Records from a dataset

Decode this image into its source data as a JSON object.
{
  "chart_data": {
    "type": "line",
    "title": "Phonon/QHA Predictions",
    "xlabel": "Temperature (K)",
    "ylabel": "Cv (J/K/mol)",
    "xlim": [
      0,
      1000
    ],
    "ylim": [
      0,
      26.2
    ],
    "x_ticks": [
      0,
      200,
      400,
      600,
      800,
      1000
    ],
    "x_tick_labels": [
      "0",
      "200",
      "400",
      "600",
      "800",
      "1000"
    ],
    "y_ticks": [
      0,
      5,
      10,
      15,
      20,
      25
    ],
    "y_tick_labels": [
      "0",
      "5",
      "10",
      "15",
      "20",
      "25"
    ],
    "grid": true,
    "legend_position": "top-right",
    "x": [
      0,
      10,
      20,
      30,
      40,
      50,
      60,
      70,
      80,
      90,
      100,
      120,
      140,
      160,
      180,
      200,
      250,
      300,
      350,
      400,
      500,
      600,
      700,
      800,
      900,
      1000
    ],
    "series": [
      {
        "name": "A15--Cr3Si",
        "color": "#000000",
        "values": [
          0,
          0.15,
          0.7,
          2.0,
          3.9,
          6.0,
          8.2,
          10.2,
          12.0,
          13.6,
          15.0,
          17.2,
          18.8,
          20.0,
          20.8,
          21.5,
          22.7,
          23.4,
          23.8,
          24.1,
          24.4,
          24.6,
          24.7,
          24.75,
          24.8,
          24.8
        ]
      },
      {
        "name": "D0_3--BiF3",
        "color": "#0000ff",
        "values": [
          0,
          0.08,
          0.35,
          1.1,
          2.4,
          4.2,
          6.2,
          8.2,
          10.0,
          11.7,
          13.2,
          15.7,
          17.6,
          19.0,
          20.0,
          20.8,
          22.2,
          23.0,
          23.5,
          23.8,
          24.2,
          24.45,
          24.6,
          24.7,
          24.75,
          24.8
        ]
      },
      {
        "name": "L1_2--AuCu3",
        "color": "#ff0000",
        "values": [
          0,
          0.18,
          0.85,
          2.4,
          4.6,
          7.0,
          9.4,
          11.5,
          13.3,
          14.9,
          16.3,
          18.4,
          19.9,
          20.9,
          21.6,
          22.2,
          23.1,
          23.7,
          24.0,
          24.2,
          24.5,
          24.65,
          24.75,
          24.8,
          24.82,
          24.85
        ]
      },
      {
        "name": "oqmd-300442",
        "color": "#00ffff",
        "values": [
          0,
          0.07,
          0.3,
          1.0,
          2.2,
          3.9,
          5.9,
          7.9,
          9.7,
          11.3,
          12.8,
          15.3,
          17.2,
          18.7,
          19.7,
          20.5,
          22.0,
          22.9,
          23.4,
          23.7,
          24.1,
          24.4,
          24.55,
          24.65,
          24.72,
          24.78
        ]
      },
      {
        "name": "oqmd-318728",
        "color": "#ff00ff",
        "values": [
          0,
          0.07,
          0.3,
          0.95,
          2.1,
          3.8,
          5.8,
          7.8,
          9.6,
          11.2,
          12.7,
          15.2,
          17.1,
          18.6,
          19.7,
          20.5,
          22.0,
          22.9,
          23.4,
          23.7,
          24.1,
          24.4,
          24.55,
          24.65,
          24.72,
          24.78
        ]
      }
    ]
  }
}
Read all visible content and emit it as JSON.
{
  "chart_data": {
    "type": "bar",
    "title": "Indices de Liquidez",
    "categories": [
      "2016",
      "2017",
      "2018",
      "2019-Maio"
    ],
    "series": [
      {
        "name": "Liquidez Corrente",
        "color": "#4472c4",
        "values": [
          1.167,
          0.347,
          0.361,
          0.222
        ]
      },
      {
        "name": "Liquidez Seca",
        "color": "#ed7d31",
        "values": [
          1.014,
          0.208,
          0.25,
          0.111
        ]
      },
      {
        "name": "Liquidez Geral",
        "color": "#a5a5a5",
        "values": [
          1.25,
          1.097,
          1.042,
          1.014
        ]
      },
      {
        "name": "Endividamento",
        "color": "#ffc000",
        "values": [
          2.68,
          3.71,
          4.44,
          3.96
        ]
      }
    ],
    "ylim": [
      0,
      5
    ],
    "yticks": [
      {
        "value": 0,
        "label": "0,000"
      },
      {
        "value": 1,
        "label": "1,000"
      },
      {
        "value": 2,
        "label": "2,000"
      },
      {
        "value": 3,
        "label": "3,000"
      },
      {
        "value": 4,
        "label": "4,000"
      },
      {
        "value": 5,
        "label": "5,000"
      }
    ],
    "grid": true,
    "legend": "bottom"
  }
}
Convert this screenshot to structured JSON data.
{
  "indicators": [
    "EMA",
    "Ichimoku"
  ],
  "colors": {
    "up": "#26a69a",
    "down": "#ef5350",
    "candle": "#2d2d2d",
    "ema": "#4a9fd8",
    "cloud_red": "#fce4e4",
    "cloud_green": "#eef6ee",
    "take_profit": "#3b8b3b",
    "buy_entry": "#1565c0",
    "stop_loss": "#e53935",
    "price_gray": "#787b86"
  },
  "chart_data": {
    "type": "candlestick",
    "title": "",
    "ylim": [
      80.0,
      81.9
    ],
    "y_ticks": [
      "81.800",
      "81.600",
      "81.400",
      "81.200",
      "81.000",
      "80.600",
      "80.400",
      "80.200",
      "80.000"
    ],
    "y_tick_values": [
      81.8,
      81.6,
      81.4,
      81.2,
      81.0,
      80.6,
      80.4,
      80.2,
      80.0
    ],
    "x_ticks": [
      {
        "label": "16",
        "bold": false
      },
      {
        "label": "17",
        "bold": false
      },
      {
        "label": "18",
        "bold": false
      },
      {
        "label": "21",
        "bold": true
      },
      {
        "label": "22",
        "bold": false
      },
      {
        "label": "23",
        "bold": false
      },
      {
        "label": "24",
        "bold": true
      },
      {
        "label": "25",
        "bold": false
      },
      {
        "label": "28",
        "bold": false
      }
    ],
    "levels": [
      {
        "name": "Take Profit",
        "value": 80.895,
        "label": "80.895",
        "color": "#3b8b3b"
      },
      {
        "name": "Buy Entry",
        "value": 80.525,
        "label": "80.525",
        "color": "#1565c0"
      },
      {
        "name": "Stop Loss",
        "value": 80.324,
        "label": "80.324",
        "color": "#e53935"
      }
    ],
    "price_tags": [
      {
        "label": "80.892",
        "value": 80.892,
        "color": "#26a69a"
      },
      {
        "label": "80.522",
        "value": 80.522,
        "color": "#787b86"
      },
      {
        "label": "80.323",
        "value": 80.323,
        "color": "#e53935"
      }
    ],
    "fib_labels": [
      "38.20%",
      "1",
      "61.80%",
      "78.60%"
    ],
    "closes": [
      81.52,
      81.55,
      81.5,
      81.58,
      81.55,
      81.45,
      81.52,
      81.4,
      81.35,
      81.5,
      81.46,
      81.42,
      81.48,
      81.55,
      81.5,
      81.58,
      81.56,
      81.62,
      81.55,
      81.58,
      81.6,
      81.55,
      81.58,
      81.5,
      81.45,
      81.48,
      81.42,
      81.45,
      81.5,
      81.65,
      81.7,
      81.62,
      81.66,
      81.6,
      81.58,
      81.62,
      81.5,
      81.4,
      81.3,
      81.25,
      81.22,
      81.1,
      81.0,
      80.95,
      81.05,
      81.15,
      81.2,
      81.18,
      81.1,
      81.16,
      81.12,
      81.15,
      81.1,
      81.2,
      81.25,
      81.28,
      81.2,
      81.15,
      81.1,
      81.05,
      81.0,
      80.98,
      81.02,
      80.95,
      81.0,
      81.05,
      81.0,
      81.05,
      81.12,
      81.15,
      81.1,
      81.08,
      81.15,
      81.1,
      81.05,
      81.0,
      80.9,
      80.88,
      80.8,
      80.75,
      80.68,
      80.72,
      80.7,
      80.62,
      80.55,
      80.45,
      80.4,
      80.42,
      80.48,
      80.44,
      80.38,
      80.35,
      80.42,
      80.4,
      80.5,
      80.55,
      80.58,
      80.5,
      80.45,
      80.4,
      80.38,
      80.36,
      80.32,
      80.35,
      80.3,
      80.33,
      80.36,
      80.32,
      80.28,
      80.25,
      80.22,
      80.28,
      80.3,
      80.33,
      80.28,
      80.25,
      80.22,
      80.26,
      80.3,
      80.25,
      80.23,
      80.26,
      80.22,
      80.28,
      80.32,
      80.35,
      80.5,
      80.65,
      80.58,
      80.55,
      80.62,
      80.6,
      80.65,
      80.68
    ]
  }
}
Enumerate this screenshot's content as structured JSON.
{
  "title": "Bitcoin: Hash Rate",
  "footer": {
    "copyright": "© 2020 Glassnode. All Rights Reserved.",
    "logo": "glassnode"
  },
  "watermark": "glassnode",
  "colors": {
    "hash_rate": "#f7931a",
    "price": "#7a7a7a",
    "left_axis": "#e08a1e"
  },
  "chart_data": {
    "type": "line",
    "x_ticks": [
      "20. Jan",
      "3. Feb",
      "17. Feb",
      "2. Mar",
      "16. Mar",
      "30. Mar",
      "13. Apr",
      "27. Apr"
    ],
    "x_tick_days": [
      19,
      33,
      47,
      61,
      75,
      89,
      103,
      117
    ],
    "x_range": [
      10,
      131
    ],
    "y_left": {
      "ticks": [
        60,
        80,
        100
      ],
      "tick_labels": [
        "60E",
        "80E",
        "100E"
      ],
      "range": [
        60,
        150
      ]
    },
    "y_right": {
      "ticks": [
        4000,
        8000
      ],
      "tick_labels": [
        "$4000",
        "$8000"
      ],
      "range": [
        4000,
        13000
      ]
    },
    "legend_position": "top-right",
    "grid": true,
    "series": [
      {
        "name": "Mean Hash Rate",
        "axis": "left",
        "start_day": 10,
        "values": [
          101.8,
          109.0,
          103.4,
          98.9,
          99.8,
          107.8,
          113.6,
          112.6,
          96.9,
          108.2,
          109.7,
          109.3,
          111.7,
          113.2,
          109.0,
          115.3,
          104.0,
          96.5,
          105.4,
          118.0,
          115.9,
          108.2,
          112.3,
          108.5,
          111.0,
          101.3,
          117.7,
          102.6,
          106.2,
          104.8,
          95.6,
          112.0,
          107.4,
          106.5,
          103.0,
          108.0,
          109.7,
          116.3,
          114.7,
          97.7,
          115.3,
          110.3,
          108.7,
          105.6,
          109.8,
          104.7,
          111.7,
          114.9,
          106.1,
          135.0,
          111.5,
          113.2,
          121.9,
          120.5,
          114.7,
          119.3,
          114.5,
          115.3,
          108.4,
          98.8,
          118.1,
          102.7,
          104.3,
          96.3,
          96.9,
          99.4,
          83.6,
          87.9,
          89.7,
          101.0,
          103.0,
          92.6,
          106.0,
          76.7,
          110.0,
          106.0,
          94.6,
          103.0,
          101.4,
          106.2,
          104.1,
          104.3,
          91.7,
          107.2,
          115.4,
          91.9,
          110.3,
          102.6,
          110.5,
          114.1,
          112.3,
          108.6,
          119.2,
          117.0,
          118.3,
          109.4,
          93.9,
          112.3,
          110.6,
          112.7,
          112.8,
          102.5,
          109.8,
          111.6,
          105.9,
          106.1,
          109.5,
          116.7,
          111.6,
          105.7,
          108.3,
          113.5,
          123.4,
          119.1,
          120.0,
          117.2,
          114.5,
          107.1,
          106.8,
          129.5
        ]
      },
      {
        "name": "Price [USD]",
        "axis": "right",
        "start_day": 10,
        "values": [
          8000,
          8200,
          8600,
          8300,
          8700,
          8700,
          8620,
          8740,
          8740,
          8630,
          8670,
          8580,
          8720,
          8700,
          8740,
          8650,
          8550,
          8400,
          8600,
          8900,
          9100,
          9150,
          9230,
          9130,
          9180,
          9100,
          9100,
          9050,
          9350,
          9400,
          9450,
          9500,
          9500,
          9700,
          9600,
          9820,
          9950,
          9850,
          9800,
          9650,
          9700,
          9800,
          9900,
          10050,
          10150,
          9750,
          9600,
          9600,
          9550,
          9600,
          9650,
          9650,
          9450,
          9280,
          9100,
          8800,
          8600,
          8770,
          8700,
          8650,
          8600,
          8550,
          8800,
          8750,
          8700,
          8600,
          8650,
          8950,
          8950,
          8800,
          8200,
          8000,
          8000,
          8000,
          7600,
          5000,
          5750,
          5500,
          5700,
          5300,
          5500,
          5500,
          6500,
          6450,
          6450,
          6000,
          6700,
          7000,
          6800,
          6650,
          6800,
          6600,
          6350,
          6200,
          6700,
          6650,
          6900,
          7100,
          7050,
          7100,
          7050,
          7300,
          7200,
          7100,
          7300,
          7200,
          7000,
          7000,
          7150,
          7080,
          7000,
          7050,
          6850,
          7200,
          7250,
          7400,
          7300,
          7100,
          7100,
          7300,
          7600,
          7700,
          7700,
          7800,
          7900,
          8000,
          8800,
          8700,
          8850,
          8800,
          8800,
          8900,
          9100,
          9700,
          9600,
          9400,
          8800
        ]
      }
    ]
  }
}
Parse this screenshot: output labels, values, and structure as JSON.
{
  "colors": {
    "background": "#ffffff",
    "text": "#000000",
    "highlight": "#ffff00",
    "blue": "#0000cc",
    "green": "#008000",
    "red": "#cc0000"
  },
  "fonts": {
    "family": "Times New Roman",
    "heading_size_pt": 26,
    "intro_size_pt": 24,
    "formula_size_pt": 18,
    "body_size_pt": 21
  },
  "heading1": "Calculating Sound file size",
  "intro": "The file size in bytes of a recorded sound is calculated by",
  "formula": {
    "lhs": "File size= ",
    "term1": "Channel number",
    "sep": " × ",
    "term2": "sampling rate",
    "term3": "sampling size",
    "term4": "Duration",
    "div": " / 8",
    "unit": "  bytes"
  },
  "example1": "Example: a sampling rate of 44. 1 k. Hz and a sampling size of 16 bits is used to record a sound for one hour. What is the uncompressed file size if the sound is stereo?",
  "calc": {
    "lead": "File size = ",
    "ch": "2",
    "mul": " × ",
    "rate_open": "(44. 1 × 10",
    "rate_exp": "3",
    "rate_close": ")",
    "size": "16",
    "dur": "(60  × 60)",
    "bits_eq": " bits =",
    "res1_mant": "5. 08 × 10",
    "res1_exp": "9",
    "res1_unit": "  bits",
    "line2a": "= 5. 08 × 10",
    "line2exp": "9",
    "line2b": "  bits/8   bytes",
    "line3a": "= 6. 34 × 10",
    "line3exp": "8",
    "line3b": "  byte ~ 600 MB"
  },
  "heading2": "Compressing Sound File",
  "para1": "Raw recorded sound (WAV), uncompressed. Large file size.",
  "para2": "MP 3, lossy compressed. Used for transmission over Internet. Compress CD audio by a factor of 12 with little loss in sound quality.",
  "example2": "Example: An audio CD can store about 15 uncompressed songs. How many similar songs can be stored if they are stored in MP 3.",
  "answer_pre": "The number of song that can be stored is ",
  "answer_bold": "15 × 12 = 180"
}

PROBLEM REQUIREMENTS
Collect each line containing the string "type".

EXERCISE RESULT
    "type": "line",
    "type": "bar",
    "type": "candlestick",
    "type": "line",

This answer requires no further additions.